(Records from a data source)
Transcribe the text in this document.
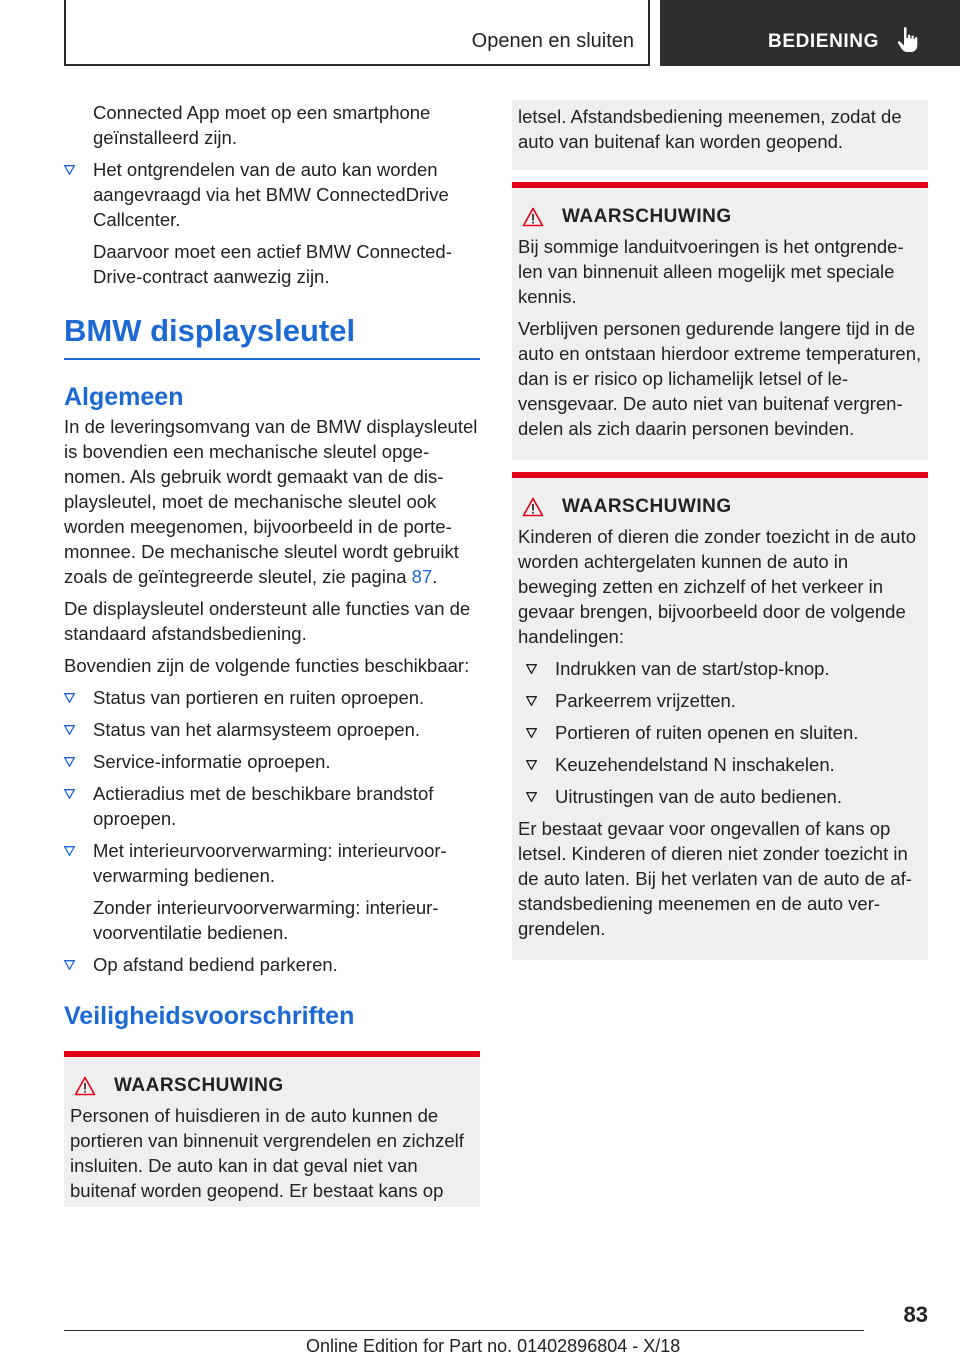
Openen en sluiten	BEDIENING

Connected App moet op een smartphone geïnstalleerd zijn.

Het ontgrendelen van de auto kan worden aangevraagd via het BMW ConnectedDrive Callcenter.

Daarvoor moet een actief BMW ConnectedDrive-contract aanwezig zijn.

BMW displaysleutel
Algemeen

In de leveringsomvang van de BMW displaysleutel is bovendien een mechanische sleutel opgenomen. Als gebruik wordt gemaakt van de displaysleutel, moet de mechanische sleutel ook worden meegenomen, bijvoorbeeld in de portemonnee. De mechanische sleutel wordt gebruikt zoals de geïntegreerde sleutel, zie pagina 87.

De displaysleutel ondersteunt alle functies van de standaard afstandsbediening.

Bovendien zijn de volgende functies beschikbaar:

Status van portieren en ruiten oproepen.
Status van het alarmsysteem oproepen.
Service-informatie oproepen.
Actieradius met de beschikbare brandstof oproepen.
Met interieurvoorverwarming: interieurvoorverwarming bedienen.

Zonder interieurvoorverwarming: interieurvoorventilatie bedienen.

Op afstand bediend parkeren.
Veiligheidsvoorschriften
WAARSCHUWING

Personen of huisdieren in de auto kunnen de portieren van binnenuit vergrendelen en zichzelf insluiten. De auto kan in dat geval niet van buitenaf worden geopend. Er bestaat kans op

letsel. Afstandsbediening meenemen, zodat de auto van buitenaf kan worden geopend.

WAARSCHUWING

Bij sommige landuitvoeringen is het ontgrendelen van binnenuit alleen mogelijk met speciale kennis.

Verblijven personen gedurende langere tijd in de auto en ontstaan hierdoor extreme temperaturen, dan is er risico op lichamelijk letsel of levensgevaar. De auto niet van buitenaf vergrendelen als zich daarin personen bevinden.

WAARSCHUWING

Kinderen of dieren die zonder toezicht in de auto worden achtergelaten kunnen de auto in beweging zetten en zichzelf of het verkeer in gevaar brengen, bijvoorbeeld door de volgende handelingen:

Indrukken van de start/stop-knop.
Parkeerrem vrijzetten.
Portieren of ruiten openen en sluiten.
Keuzehendelstand N inschakelen.
Uitrustingen van de auto bedienen.

Er bestaat gevaar voor ongevallen of kans op letsel. Kinderen of dieren niet zonder toezicht in de auto laten. Bij het verlaten van de auto de afstandsbediening meenemen en de auto vergrendelen.

83
Online Edition for Part no. 01402896804 - X/18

▸ **Required work**:
Go through the lines above and write each one out verbatim, skipping the pictures.

▸ **Output of the exercise**:
Transcribe the text in this document.
Openen en sluiten	BEDIENING

Connected App moet op een smartphone geïnstalleerd zijn.

Het ontgrendelen van de auto kan worden aangevraagd via het BMW ConnectedDrive Callcenter.

Daarvoor moet een actief BMW ConnectedDrive-contract aanwezig zijn.

BMW displaysleutel
Algemeen

In de leveringsomvang van de BMW displaysleutel is bovendien een mechanische sleutel opgenomen. Als gebruik wordt gemaakt van de displaysleutel, moet de mechanische sleutel ook worden meegenomen, bijvoorbeeld in de portemonnee. De mechanische sleutel wordt gebruikt zoals de geïntegreerde sleutel, zie pagina 87.

De displaysleutel ondersteunt alle functies van de standaard afstandsbediening.

Bovendien zijn de volgende functies beschikbaar:

Status van portieren en ruiten oproepen.
Status van het alarmsysteem oproepen.
Service-informatie oproepen.
Actieradius met de beschikbare brandstof oproepen.
Met interieurvoorverwarming: interieurvoorverwarming bedienen.

Zonder interieurvoorverwarming: interieurvoorventilatie bedienen.

Op afstand bediend parkeren.
Veiligheidsvoorschriften
WAARSCHUWING

Personen of huisdieren in de auto kunnen de portieren van binnenuit vergrendelen en zichzelf insluiten. De auto kan in dat geval niet van buitenaf worden geopend. Er bestaat kans op

letsel. Afstandsbediening meenemen, zodat de auto van buitenaf kan worden geopend.

WAARSCHUWING

Bij sommige landuitvoeringen is het ontgrendelen van binnenuit alleen mogelijk met speciale kennis.

Verblijven personen gedurende langere tijd in de auto en ontstaan hierdoor extreme temperaturen, dan is er risico op lichamelijk letsel of levensgevaar. De auto niet van buitenaf vergrendelen als zich daarin personen bevinden.

WAARSCHUWING

Kinderen of dieren die zonder toezicht in de auto worden achtergelaten kunnen de auto in beweging zetten en zichzelf of het verkeer in gevaar brengen, bijvoorbeeld door de volgende handelingen:

Indrukken van de start/stop-knop.
Parkeerrem vrijzetten.
Portieren of ruiten openen en sluiten.
Keuzehendelstand N inschakelen.
Uitrustingen van de auto bedienen.

Er bestaat gevaar voor ongevallen of kans op letsel. Kinderen of dieren niet zonder toezicht in de auto laten. Bij het verlaten van de auto de afstandsbediening meenemen en de auto vergrendelen.

83
Online Edition for Part no. 01402896804 - X/18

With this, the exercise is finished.